* **Document extract**:
Unfortunately when data growth is so intense, it isn't always easy to see the wood for the trees and from previous and current experience, using Netapp creates the risk of wasted resources.
In my experience, looking at just block-based arrays, I've always seen around 10-15% of orphan or unused resources and sometimes higher. When host-based wastage is taken into consideration, the figure can be much worse, although host reclamation is a much more intense process.
I'm willing to offer to anyone out there who has more than 50TB of storage on storage arrays a free analysis of their environment - for a 50:50 split of any savings that can be made. As budgets tighten, I think there will be more and more focus on this kind of work.
Posted by Chris M Evans at 8:44 am
Thursday, 30 October 2008
Take it from me, SMI-S is a thing of the past. If there's one thing the last few months have taught me it's how different each vendor's products really are. I've been working on a tool called SRA (see the link here) which will report on storage in a consistent manner. Let me tell you that isn't easy...

* **Problem a**:
Transcribe the listing from its start down through the line containing "- spec-label: Peak 10%", including both of those lines.
The listing that follows has no connection to the storage blog excerpt above.

Items from a dataset
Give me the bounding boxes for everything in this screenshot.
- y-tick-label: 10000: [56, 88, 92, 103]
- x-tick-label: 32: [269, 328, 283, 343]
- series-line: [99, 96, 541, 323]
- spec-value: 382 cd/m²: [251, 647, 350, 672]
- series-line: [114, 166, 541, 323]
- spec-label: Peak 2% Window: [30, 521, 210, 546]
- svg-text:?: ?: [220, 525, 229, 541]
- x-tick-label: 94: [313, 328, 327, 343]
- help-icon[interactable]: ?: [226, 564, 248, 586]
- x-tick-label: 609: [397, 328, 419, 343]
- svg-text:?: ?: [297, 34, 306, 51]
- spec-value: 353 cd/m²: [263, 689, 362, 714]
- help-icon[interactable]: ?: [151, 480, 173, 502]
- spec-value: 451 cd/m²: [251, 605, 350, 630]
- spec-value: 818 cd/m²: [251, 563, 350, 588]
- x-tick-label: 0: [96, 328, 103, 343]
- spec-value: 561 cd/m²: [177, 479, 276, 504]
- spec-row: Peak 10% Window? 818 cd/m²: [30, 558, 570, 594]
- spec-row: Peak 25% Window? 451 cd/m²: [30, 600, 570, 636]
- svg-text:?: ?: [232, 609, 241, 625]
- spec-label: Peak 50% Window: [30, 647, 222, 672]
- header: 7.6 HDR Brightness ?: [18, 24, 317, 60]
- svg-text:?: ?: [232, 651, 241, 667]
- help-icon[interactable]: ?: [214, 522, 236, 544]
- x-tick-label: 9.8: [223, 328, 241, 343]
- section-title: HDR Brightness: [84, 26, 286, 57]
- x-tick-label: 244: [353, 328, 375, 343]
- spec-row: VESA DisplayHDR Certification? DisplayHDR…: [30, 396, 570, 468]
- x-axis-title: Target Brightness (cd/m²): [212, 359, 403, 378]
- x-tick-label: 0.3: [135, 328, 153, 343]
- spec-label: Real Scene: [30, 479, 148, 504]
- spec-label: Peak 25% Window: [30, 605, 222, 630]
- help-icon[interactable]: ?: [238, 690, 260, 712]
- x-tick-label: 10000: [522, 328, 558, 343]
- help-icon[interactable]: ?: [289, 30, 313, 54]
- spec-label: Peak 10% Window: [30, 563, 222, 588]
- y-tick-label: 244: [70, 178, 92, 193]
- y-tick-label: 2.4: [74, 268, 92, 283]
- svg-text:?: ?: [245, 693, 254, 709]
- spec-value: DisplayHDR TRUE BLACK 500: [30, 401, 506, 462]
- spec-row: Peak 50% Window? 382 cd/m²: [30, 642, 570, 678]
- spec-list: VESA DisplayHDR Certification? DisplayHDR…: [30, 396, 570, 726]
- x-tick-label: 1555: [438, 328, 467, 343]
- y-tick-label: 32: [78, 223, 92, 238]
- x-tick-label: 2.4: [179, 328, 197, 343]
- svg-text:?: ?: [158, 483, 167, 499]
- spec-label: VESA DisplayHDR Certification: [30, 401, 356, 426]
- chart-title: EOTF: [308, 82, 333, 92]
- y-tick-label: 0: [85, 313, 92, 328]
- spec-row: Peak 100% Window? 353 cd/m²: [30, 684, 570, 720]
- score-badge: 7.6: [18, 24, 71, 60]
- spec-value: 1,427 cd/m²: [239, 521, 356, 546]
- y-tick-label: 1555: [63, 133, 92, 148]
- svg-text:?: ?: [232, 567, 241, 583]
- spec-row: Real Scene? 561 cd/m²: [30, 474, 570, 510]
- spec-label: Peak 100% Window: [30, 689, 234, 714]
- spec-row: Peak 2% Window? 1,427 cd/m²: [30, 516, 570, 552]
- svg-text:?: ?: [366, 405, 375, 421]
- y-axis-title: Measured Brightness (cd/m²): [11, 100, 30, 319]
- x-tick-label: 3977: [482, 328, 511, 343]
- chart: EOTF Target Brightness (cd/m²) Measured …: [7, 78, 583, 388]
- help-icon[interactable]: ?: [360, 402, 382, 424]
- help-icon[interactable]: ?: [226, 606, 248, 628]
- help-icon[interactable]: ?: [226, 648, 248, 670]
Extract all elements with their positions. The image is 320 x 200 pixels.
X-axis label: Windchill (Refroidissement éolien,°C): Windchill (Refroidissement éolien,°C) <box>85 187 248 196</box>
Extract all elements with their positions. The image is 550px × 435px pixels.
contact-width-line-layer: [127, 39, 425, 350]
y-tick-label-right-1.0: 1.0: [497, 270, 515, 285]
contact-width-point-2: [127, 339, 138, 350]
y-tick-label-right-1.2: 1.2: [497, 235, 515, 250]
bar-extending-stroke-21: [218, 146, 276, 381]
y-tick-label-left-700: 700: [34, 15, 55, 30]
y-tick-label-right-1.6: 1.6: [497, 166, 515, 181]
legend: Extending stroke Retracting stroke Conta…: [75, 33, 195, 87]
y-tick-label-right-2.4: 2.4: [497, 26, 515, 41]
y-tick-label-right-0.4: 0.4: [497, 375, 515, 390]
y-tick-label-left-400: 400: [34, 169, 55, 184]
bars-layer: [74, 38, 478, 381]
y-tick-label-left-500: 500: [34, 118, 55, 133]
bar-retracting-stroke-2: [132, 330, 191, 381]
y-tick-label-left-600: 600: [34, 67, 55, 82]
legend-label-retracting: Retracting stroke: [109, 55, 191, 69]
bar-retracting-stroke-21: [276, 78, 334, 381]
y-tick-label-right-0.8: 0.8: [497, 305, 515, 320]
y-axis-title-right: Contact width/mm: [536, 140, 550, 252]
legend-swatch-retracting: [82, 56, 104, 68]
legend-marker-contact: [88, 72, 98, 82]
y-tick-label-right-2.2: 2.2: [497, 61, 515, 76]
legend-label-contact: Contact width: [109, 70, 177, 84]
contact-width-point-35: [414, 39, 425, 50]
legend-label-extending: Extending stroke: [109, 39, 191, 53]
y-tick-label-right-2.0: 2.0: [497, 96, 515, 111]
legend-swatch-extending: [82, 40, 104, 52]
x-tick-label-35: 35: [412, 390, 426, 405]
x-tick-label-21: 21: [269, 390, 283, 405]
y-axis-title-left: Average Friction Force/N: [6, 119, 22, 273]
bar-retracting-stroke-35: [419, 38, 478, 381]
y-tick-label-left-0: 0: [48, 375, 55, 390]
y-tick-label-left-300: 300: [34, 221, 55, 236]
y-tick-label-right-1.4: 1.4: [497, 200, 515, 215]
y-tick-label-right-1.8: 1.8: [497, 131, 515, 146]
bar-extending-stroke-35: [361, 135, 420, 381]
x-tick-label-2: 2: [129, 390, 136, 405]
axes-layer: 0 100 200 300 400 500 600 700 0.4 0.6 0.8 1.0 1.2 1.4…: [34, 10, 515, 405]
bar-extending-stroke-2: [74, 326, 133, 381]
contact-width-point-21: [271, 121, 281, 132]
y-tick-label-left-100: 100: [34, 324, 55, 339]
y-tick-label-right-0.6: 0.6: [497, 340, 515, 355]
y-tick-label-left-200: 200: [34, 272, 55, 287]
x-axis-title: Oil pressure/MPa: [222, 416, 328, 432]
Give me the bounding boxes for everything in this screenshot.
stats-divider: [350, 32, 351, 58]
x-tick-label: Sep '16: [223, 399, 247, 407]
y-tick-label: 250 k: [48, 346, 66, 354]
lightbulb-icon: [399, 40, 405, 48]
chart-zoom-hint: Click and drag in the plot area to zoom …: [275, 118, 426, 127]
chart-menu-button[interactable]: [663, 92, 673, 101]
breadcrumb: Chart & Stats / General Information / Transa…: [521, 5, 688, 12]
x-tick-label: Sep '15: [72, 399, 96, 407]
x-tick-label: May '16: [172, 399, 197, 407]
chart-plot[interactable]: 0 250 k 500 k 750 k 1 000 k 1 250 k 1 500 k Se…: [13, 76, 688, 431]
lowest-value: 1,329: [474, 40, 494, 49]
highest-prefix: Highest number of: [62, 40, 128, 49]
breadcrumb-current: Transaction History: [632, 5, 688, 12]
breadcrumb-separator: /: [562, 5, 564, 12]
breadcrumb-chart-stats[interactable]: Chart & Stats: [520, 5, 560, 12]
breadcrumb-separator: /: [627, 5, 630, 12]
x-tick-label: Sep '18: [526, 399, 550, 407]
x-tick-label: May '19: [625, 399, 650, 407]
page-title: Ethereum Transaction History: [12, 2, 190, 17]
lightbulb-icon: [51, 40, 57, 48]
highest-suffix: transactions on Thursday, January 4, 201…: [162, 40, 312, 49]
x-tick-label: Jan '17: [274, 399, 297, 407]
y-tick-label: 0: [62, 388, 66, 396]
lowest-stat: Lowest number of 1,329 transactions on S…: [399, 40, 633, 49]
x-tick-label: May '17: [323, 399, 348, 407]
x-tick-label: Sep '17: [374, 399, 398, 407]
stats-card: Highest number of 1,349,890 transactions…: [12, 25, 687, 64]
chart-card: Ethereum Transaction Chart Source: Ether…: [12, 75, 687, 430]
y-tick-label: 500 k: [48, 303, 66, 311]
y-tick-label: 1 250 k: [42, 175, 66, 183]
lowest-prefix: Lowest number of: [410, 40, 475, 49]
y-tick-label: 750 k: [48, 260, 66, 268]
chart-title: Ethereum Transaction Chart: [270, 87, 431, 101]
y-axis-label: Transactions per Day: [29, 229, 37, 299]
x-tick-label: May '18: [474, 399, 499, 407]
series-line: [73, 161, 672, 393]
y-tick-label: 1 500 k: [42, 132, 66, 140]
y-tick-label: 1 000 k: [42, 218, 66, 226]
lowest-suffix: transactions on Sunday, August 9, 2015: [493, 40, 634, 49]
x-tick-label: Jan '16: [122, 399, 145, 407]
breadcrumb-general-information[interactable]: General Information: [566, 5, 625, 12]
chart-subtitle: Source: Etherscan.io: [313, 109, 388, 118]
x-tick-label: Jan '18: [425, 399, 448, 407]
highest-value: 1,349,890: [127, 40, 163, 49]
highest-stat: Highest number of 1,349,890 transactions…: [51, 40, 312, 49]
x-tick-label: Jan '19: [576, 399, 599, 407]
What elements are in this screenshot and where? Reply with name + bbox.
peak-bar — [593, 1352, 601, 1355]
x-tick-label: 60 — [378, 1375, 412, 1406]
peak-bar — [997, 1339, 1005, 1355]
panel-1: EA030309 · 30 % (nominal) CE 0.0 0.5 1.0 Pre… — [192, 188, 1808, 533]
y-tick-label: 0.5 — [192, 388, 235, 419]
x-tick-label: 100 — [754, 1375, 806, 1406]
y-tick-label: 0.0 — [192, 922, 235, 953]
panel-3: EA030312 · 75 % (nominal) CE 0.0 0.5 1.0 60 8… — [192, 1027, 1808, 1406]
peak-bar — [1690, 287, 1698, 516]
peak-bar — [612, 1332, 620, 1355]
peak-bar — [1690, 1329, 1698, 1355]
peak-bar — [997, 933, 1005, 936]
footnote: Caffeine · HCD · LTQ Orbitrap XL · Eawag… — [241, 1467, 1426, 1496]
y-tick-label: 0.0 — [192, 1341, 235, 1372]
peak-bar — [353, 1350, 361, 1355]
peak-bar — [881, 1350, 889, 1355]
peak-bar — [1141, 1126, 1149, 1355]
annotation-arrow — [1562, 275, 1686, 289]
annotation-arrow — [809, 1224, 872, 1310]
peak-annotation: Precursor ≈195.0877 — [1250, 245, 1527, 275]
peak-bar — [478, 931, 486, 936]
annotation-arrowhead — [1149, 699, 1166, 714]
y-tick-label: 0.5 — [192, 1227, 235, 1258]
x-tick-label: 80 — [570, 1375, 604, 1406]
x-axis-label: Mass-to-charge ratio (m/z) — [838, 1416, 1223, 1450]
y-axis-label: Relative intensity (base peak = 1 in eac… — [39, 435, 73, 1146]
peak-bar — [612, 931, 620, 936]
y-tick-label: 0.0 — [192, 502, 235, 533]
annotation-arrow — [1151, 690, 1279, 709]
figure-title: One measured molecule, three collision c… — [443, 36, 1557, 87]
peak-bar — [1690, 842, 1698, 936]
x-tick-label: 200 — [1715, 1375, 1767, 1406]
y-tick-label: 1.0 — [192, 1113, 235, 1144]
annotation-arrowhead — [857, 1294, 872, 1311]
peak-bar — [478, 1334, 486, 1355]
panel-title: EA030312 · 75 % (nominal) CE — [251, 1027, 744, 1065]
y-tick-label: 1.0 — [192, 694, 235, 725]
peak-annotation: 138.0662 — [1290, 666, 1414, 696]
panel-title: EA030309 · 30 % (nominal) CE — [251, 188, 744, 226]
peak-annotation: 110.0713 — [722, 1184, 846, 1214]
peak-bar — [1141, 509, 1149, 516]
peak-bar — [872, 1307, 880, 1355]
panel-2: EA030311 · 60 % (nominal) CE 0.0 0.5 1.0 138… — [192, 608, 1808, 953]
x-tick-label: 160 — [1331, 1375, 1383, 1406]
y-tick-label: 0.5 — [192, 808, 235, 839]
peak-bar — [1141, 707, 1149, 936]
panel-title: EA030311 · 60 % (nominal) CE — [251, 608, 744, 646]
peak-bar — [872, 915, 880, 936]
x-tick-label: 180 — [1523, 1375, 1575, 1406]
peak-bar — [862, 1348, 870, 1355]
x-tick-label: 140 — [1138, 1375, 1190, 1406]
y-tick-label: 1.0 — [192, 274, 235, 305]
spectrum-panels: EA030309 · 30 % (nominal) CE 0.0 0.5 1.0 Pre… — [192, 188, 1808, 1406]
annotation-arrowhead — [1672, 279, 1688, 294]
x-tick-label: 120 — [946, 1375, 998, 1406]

* **Problem b**:
Decide whether each statement agrees with the storage blog excerpt, answering yes or no and quoting the words that decide it: (i) On block-based arrays, the author has always seen about 10-15% of resources orphaned or unused. (ii) The free analysis is offered to anyone with more than 100TB of storage on storage arrays. (iii) Host reclamation is described as the easier process.

* **Worked answer a**:
Give me the bounding boxes for everything in this screenshot.
- y-tick-label: 10000: [56, 88, 92, 103]
- x-tick-label: 32: [269, 328, 283, 343]
- series-line: [99, 96, 541, 323]
- spec-value: 382 cd/m²: [251, 647, 350, 672]
- series-line: [114, 166, 541, 323]
- spec-label: Peak 2% Window: [30, 521, 210, 546]
- svg-text:?: ?: [220, 525, 229, 541]
- x-tick-label: 94: [313, 328, 327, 343]
- help-icon[interactable]: ?: [226, 564, 248, 586]
- x-tick-label: 609: [397, 328, 419, 343]
- svg-text:?: ?: [297, 34, 306, 51]
- spec-value: 353 cd/m²: [263, 689, 362, 714]
- help-icon[interactable]: ?: [151, 480, 173, 502]
- spec-value: 451 cd/m²: [251, 605, 350, 630]
- spec-value: 818 cd/m²: [251, 563, 350, 588]
- x-tick-label: 0: [96, 328, 103, 343]
- spec-value: 561 cd/m²: [177, 479, 276, 504]
- spec-row: Peak 10% Window? 818 cd/m²: [30, 558, 570, 594]
- spec-row: Peak 25% Window? 451 cd/m²: [30, 600, 570, 636]
- svg-text:?: ?: [232, 609, 241, 625]
- spec-label: Peak 50% Window: [30, 647, 222, 672]
- header: 7.6 HDR Brightness ?: [18, 24, 317, 60]
- svg-text:?: ?: [232, 651, 241, 667]
- help-icon[interactable]: ?: [214, 522, 236, 544]
- x-tick-label: 9.8: [223, 328, 241, 343]
- section-title: HDR Brightness: [84, 26, 286, 57]
- x-tick-label: 244: [353, 328, 375, 343]
- spec-row: VESA DisplayHDR Certification? DisplayHDR…: [30, 396, 570, 468]
- x-axis-title: Target Brightness (cd/m²): [212, 359, 403, 378]
- x-tick-label: 0.3: [135, 328, 153, 343]
- spec-label: Real Scene: [30, 479, 148, 504]
- spec-label: Peak 25% Window: [30, 605, 222, 630]
- help-icon[interactable]: ?: [238, 690, 260, 712]
- x-tick-label: 10000: [522, 328, 558, 343]
- help-icon[interactable]: ?: [289, 30, 313, 54]
- spec-label: Peak 10% Window: [30, 563, 222, 588]

* **Worked answer b**:
(i) Yes: "I've always seen around 10-15% of orphan or unused resources"
(ii) No: "more than 50TB of storage on storage arrays"
(iii) No: "host reclamation is a much more intense process"